> _WRITTEN INSTRUCTION_
Search the records for "produire" and copy each line that holds it.

> _LISTED ENTRIES_
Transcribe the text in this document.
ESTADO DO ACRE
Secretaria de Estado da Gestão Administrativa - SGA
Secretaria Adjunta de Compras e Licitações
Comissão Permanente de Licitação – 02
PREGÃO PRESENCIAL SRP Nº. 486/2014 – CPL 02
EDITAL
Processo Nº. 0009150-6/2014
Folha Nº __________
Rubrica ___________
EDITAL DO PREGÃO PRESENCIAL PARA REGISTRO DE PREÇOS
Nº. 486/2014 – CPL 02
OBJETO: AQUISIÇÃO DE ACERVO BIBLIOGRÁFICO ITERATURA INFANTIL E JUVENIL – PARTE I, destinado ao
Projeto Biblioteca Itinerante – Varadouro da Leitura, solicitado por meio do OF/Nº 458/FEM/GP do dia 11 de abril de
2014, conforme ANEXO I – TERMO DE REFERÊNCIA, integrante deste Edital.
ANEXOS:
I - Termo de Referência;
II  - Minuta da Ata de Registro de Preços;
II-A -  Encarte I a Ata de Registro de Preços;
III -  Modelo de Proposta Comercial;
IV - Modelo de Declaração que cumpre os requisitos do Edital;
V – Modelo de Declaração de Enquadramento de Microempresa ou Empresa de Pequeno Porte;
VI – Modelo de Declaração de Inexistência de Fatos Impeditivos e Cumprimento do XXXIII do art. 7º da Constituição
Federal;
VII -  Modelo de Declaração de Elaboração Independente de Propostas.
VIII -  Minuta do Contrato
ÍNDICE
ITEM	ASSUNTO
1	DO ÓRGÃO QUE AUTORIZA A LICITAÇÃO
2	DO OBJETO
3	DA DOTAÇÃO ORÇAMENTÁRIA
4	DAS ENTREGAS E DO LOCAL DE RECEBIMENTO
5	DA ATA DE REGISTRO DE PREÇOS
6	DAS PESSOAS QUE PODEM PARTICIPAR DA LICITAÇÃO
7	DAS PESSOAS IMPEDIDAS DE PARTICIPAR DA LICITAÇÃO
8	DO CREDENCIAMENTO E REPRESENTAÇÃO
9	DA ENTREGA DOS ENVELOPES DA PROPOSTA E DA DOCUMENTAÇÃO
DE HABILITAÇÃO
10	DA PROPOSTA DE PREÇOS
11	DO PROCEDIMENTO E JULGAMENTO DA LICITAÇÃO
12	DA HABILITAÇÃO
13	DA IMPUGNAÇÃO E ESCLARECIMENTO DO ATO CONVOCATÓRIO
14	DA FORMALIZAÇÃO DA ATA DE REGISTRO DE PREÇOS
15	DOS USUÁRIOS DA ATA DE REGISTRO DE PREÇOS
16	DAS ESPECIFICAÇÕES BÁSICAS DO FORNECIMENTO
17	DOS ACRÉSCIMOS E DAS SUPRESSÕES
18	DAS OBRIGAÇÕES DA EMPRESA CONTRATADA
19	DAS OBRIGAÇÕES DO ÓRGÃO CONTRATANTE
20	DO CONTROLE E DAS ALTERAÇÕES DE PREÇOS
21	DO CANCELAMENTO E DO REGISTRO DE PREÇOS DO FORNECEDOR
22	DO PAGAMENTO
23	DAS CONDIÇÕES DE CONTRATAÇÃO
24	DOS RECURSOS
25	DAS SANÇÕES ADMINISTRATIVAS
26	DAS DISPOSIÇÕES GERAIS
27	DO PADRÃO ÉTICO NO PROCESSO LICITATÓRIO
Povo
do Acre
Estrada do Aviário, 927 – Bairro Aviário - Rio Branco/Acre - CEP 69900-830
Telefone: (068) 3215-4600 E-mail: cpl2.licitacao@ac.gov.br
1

* * *

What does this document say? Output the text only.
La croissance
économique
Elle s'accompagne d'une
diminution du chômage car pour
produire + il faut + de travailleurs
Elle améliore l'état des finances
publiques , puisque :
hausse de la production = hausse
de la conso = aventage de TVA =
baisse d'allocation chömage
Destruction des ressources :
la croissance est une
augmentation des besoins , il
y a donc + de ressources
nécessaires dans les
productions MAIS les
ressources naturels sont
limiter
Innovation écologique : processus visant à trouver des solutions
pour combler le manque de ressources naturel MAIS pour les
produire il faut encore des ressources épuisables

> _FINISHED TASK_
produire + il faut + de travailleurs
produire il faut encore des ressources épuisables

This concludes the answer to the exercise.